▶ **ASSIGNMENT**:
Where in the data does the word "Team" appear? Find those lines and copy them.

▶ **DATA RECORDS**:
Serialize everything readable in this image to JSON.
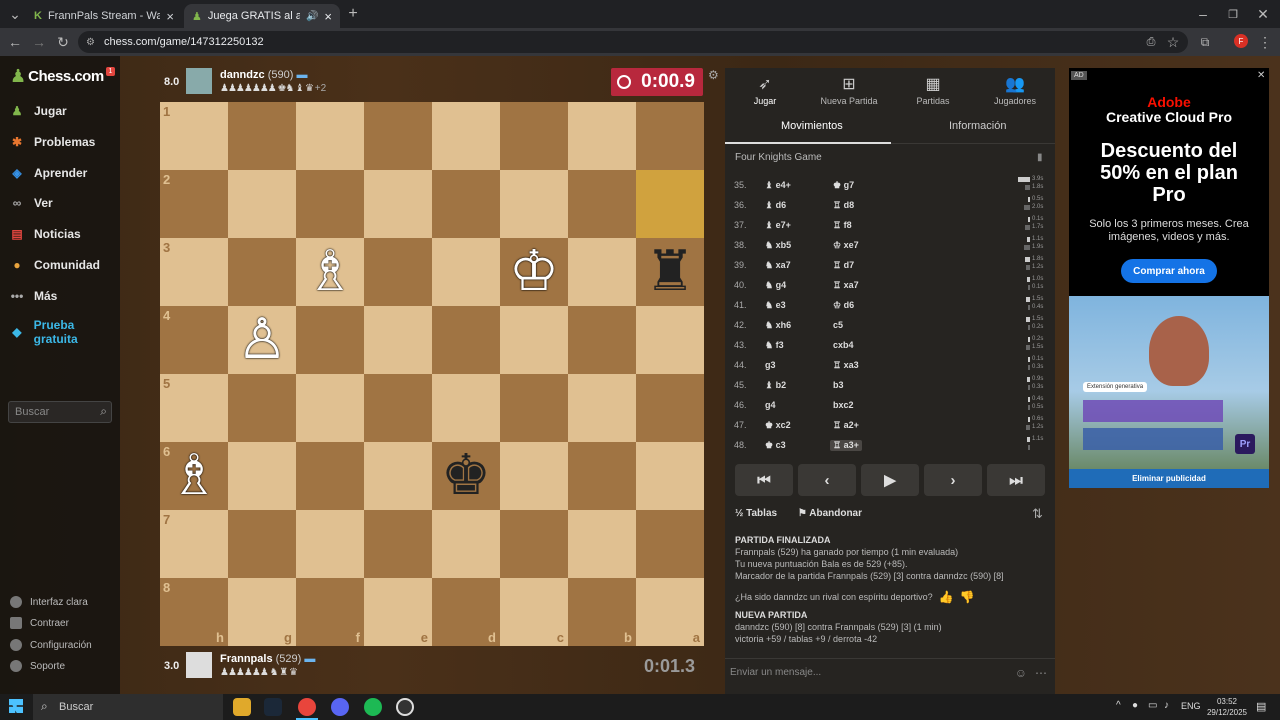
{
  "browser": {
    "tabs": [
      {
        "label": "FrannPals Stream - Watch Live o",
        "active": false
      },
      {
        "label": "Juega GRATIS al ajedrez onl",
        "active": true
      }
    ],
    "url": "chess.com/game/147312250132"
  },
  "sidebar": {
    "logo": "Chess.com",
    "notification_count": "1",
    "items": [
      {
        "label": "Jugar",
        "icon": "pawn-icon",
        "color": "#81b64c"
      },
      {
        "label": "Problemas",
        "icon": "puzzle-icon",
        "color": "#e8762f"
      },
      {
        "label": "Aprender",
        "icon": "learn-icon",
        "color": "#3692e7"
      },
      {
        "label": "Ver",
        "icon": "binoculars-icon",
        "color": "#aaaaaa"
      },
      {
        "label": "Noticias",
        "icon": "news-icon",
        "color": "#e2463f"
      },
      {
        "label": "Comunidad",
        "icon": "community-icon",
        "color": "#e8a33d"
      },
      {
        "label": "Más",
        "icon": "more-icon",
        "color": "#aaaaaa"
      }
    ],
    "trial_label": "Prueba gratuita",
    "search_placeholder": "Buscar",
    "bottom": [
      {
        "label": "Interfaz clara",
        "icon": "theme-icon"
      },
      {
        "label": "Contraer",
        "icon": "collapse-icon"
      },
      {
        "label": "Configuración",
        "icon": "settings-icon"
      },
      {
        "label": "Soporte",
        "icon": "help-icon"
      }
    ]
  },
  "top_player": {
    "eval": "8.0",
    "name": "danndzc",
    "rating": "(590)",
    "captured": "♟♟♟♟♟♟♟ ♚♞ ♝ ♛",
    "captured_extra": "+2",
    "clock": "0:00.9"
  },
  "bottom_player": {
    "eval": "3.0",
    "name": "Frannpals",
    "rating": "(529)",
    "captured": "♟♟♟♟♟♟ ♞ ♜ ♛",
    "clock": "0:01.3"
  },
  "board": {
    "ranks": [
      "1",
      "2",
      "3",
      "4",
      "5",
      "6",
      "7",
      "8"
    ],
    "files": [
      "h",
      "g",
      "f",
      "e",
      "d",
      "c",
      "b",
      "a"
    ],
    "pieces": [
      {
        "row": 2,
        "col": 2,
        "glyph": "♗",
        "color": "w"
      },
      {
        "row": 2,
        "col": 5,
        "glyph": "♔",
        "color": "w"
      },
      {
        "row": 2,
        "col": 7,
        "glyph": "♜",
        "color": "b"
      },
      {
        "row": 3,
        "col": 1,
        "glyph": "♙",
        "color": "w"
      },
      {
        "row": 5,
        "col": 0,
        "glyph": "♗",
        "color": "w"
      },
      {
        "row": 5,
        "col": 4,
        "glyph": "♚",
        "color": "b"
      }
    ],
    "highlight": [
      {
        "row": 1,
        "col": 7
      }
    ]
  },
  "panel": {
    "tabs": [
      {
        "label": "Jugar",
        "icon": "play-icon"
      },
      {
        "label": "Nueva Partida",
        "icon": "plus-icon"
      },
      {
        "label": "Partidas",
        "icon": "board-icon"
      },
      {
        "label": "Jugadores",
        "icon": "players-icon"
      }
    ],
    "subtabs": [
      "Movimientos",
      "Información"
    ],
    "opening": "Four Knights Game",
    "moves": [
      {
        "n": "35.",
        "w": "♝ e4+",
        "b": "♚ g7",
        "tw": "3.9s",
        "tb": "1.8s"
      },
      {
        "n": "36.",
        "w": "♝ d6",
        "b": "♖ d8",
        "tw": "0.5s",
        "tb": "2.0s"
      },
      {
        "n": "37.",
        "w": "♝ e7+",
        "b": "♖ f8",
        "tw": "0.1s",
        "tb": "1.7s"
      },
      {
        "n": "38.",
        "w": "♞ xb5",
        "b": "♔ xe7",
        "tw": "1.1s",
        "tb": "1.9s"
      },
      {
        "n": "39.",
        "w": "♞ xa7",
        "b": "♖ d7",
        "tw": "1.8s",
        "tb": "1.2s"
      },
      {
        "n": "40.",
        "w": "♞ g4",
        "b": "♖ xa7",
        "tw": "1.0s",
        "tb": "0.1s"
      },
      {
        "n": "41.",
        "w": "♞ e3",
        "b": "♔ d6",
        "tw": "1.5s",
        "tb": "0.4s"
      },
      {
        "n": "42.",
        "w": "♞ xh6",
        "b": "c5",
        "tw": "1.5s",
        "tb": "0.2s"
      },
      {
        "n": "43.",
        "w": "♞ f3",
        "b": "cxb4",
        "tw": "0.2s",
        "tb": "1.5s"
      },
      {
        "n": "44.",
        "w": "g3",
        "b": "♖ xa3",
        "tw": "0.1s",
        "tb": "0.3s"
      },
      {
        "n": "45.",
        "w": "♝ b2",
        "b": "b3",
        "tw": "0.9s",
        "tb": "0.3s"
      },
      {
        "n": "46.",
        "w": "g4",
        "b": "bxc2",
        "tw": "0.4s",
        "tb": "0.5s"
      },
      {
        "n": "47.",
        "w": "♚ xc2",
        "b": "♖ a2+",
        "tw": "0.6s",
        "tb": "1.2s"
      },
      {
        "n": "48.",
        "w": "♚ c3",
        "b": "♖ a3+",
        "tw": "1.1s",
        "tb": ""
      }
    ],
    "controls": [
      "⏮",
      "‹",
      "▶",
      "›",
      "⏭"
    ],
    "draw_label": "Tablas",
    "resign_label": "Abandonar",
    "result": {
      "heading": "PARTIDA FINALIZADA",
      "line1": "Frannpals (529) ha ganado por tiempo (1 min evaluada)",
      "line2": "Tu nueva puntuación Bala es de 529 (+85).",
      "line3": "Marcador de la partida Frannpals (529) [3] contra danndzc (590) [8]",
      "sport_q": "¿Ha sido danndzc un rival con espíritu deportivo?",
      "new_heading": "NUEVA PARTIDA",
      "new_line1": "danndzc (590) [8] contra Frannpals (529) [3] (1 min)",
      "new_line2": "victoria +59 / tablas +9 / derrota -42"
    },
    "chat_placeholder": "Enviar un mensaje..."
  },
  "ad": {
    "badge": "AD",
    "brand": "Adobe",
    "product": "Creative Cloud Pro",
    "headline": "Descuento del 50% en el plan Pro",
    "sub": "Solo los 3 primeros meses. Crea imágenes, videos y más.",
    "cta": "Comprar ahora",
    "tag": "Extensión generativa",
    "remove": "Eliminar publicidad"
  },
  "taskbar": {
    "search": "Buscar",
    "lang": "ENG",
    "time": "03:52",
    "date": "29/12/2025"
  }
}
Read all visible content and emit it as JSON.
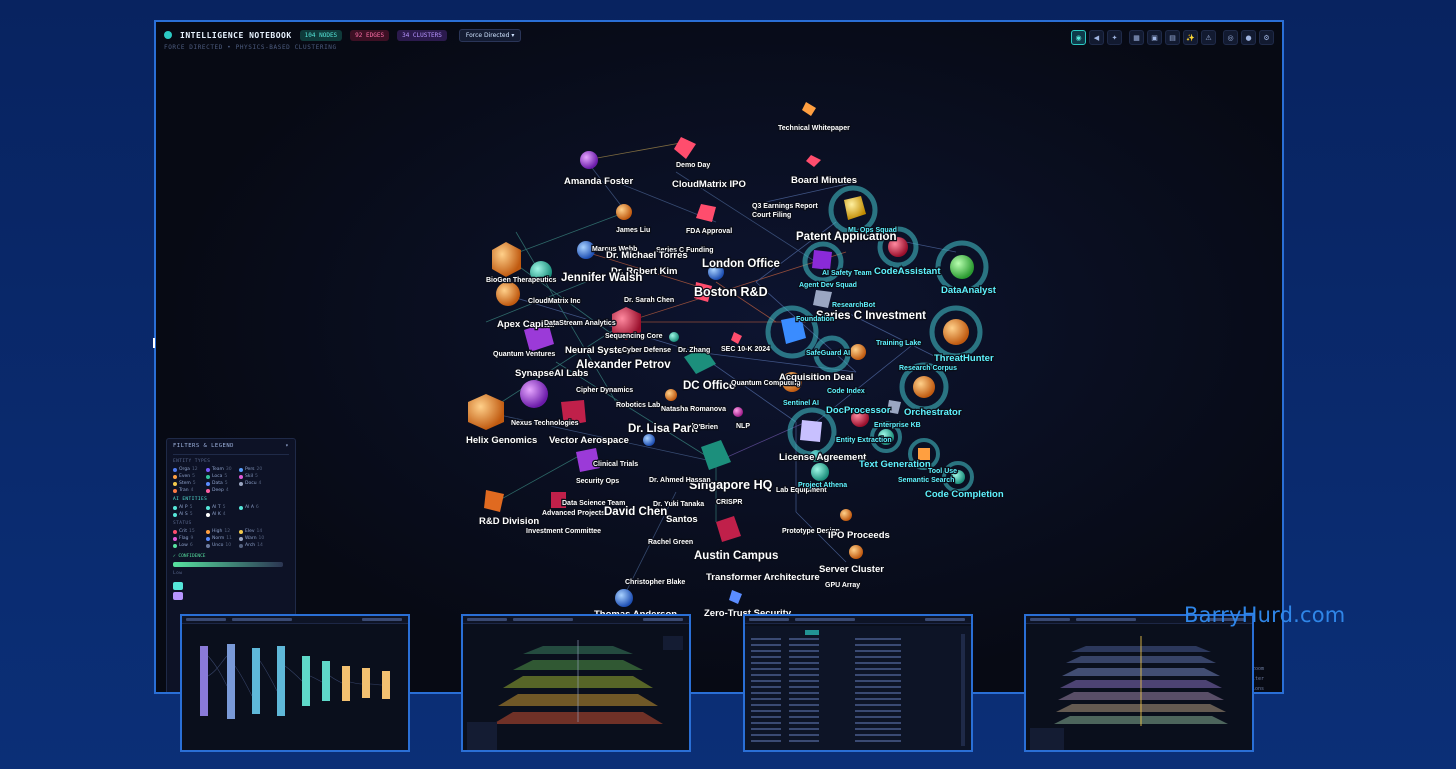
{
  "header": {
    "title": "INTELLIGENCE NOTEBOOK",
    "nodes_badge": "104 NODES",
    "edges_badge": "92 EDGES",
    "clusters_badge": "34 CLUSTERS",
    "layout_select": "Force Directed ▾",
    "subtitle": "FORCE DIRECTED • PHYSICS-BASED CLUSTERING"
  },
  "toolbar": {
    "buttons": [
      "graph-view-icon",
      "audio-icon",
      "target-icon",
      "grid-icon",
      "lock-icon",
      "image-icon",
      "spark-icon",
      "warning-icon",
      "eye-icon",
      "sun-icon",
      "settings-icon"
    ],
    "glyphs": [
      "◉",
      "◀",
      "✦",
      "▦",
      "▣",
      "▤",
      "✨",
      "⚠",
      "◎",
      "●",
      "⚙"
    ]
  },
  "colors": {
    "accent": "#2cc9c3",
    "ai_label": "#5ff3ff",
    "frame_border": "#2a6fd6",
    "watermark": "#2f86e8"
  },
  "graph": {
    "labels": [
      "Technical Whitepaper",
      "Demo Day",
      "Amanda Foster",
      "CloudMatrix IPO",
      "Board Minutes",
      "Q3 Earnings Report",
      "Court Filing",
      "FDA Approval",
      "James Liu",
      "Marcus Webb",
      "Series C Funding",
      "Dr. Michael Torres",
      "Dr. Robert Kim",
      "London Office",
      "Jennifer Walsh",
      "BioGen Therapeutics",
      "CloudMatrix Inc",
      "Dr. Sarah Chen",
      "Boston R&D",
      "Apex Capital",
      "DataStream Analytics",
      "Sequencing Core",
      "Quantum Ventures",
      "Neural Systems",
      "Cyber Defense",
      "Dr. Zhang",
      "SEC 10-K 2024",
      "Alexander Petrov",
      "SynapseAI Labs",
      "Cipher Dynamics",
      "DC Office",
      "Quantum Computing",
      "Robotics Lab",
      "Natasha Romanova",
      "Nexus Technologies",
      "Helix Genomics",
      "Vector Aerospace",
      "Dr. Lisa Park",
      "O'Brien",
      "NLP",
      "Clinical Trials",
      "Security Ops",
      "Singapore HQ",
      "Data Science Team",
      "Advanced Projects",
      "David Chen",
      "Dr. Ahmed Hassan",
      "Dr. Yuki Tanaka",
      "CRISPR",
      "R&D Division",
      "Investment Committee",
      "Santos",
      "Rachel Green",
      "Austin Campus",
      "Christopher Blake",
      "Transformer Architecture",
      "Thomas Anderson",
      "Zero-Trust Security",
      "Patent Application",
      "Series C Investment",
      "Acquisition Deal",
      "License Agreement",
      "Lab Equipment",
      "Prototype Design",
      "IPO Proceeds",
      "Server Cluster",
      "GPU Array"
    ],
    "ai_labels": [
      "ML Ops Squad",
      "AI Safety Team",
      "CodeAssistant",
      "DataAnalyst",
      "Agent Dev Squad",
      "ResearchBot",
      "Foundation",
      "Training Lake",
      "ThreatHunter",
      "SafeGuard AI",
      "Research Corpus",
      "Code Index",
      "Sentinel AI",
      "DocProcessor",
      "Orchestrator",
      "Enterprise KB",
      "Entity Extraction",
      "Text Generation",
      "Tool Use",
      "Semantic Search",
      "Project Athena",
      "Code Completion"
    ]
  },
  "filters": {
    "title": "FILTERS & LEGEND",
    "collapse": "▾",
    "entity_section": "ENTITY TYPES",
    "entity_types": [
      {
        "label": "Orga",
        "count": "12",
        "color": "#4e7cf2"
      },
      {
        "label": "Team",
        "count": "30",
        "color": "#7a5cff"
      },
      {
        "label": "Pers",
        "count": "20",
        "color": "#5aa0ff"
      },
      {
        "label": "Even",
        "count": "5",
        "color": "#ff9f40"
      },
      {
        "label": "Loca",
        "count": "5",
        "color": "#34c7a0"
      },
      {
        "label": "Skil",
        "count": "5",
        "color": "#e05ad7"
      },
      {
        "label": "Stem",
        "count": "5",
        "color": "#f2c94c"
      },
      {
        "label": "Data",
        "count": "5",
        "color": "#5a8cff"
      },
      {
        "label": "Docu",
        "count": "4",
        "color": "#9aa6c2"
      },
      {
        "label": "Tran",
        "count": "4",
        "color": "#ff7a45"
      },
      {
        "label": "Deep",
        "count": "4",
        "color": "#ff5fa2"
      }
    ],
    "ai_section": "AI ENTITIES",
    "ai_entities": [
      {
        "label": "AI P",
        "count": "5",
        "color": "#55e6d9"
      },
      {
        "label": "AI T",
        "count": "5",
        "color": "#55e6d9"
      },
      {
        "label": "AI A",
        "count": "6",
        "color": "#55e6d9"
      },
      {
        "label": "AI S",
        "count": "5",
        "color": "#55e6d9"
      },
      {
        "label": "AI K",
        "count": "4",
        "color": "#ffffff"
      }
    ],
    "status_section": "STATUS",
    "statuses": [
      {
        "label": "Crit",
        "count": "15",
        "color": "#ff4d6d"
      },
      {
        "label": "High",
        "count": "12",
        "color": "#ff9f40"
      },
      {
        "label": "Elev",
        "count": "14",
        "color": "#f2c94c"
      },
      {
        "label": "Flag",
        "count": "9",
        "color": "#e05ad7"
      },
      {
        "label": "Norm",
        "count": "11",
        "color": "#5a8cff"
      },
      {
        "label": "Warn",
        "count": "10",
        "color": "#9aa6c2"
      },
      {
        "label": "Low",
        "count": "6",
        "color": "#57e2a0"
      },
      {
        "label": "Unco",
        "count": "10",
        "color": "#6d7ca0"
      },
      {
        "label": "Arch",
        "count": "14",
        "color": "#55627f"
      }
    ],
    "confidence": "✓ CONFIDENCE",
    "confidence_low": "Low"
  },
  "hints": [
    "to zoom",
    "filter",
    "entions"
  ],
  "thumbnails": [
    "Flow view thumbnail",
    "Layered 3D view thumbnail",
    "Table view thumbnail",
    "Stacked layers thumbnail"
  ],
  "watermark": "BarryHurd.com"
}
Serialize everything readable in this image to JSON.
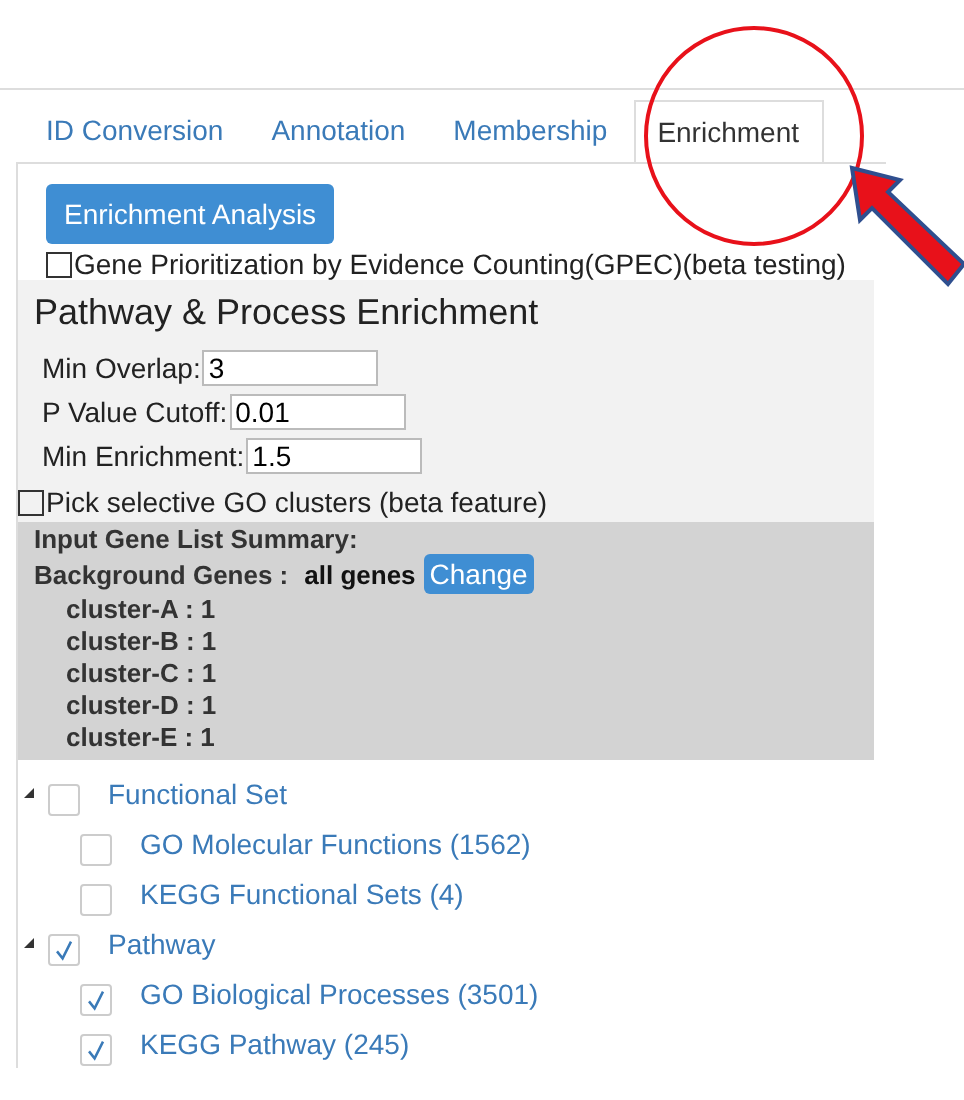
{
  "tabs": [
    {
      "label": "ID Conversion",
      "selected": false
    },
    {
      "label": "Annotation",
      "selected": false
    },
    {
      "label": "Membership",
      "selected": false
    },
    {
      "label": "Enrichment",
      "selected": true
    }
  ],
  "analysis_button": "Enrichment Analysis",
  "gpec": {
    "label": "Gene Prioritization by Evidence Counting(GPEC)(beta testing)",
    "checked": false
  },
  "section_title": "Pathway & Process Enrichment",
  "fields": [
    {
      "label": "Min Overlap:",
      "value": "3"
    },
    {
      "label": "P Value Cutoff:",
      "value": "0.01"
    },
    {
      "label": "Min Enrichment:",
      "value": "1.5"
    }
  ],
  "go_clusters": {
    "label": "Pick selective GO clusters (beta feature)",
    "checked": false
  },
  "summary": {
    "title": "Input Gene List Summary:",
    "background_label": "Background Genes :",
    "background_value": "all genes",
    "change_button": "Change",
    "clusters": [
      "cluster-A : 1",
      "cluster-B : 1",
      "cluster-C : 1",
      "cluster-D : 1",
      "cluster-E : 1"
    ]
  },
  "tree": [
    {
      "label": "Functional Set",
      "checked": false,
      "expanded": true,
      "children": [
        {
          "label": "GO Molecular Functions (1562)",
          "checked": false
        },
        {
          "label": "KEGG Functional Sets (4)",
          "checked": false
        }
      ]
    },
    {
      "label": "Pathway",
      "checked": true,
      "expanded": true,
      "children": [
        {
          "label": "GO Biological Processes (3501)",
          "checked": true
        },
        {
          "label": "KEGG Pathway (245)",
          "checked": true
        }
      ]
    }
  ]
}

▶ **EXERCISE RESULT**:
      "Data Science Team",
      "AI Safety Team",
        "label": "Team",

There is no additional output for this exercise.